*DO THIS*. Your task is to copy every line of the records below that contains "Social".

▼▼▼

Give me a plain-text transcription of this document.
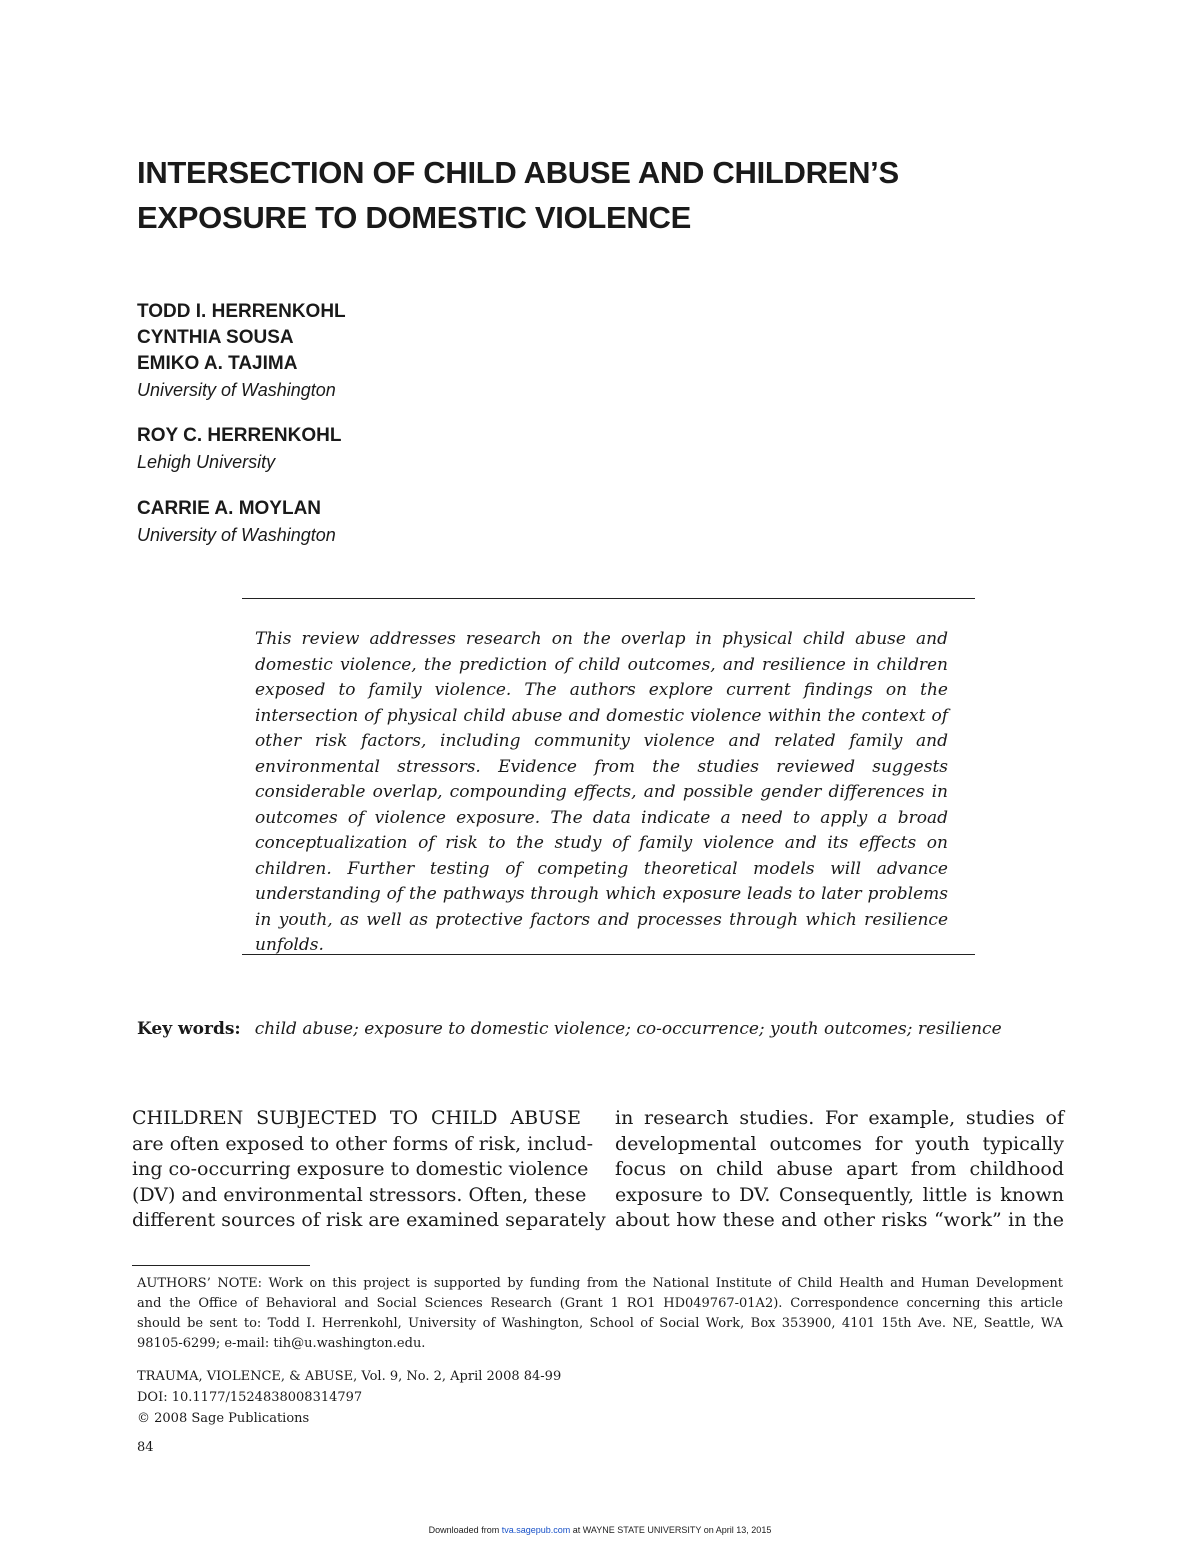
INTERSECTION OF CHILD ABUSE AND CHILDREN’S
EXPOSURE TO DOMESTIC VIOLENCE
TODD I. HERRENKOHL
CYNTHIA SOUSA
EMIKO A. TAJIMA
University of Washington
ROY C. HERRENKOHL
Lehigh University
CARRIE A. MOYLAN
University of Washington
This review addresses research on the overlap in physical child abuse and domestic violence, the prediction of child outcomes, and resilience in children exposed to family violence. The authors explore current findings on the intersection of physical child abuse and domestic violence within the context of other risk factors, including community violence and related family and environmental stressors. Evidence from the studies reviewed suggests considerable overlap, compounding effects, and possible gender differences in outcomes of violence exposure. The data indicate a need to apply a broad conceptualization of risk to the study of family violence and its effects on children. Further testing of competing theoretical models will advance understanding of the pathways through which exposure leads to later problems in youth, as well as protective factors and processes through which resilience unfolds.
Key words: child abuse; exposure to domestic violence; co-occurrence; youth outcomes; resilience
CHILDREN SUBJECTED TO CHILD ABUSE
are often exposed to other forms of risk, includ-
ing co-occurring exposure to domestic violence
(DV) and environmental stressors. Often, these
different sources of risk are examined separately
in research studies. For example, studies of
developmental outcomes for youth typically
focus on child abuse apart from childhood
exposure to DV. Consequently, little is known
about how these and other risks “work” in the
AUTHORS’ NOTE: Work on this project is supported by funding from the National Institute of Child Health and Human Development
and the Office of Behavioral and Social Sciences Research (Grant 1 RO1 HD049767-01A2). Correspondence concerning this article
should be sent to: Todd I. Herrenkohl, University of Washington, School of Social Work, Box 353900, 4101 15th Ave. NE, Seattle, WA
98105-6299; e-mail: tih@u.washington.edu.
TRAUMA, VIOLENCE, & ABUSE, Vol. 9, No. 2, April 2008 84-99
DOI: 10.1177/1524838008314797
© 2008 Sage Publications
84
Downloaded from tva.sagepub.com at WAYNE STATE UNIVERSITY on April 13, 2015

▲▲▲

*WORKED SOLUTION*.
and the Office of Behavioral and Social Sciences Research (Grant 1 RO1 HD049767-01A2). Correspondence concerning this article
should be sent to: Todd I. Herrenkohl, University of Washington, School of Social Work, Box 353900, 4101 15th Ave. NE, Seattle, WA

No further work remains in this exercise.